*STATED EXERCISE*. Copy the data word for word, starting at the line that contains "- paragraph-4: En" and ending at the line that contains "- document-title: HECHOS", with both of those lines included.

*EXTRACTED ENTRIES*.

○ ○ ○ ○ ○ ○ ○

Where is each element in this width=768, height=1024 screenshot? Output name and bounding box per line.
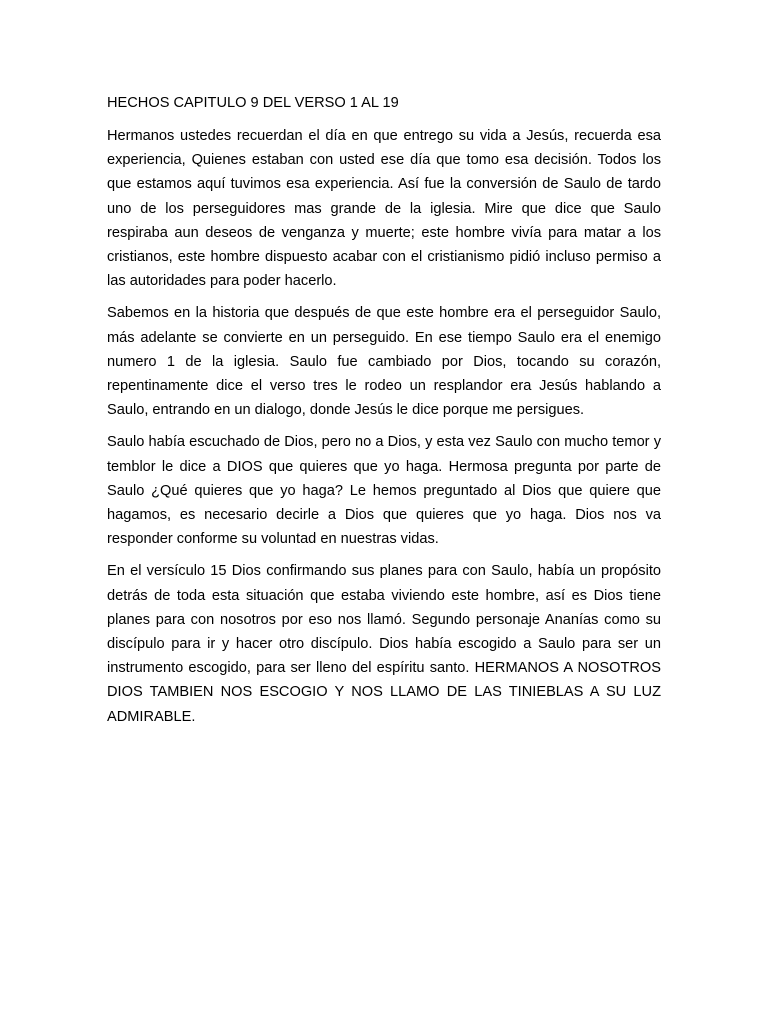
- paragraph-4: En el versículo 15 Dios confirmando sus planes para con Saulo, había un propósito detrás de toda esta situación que estaba viviendo este hombre, así es Dios tiene planes para con nosotros por eso nos llamó. Segundo personaje Ananías como su discípulo para ir y hacer otro discípulo. Dios había escogido a Saulo para ser un instrumento escogido, para ser lleno del espíritu santo. HERMANOS A NOSOTROS DIOS TAMBIEN NOS ESCOGIO Y NOS LLAMO DE LAS TINIEBLAS A SU LUZ ADMIRABLE.: [107, 563, 661, 725]
- paragraph-3: Saulo había escuchado de Dios, pero no a Dios, y esta vez Saulo con mucho temor y temblor le dice a DIOS que quieres que yo haga. Hermosa pregunta por parte de Saulo ¿Qué quieres que yo haga? Le hemos preguntado al Dios que quiere que hagamos, es necesario decirle a Dios que quieres que yo haga. Dios nos va responder conforme su voluntad en nuestras vidas.: [107, 434, 661, 548]
- document-title: HECHOS CAPITULO 9 DEL VERSO 1 AL 19: [107, 95, 399, 111]
- paragraph-1: Hermanos ustedes recuerdan el día en que entrego su vida a Jesús, recuerda esa experiencia, Quienes estaban con usted ese día que tomo esa decisión. Todos los que estamos aquí tuvimos esa experiencia. Así fue la conversión de Saulo de tardo uno de los perseguidores mas grande de la iglesia. Mire que dice que Saulo respiraba aun deseos de venganza y muerte; este hombre vivía para matar a los cristianos, este hombre dispuesto acabar con el cristianismo pidió incluso permiso a las autoridades para poder hacerlo.: [107, 128, 661, 290]
- paragraph-2: Sabemos en la historia que después de que este hombre era el perseguidor Saulo, más adelante se convierte en un perseguido. En ese tiempo Saulo era el enemigo numero 1 de la iglesia. Saulo fue cambiado por Dios, tocando su corazón, repentinamente dice el verso tres le rodeo un resplandor era Jesús hablando a Saulo, entrando en un dialogo, donde Jesús le dice porque me persigues.: [107, 305, 661, 419]
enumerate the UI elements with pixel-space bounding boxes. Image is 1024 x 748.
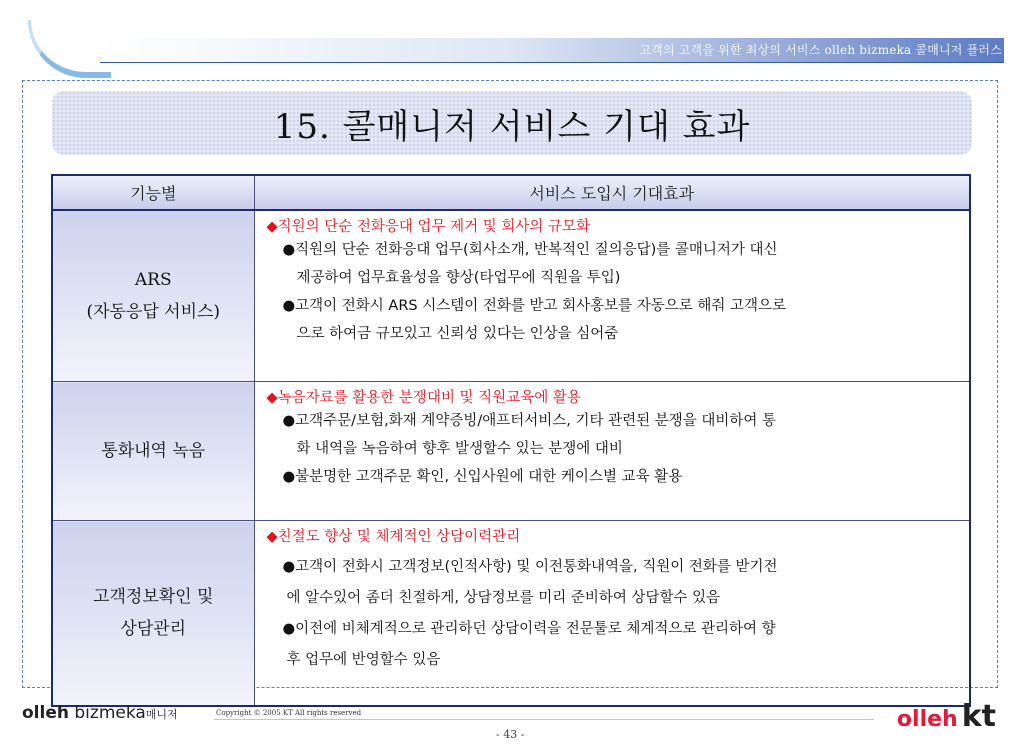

○ ○ ○ ○ ○ ○ ○

*PROBLEM SOLUTION*.
- paragraph-4: En el versículo 15 Dios confirmando sus planes para con Saulo, había un propósito detrás de toda esta situación que estaba viviendo este hombre, así es Dios tiene planes para con nosotros por eso nos llamó. Segundo personaje Ananías como su discípulo para ir y hacer otro discípulo. Dios había escogido a Saulo para ser un instrumento escogido, para ser lleno del espíritu santo. HERMANOS A NOSOTROS DIOS TAMBIEN NOS ESCOGIO Y NOS LLAMO DE LAS TINIEBLAS A SU LUZ ADMIRABLE.: [107, 563, 661, 725]
- paragraph-3: Saulo había escuchado de Dios, pero no a Dios, y esta vez Saulo con mucho temor y temblor le dice a DIOS que quieres que yo haga. Hermosa pregunta por parte de Saulo ¿Qué quieres que yo haga? Le hemos preguntado al Dios que quiere que hagamos, es necesario decirle a Dios que quieres que yo haga. Dios nos va responder conforme su voluntad en nuestras vidas.: [107, 434, 661, 548]
- document-title: HECHOS CAPITULO 9 DEL VERSO 1 AL 19: [107, 95, 399, 111]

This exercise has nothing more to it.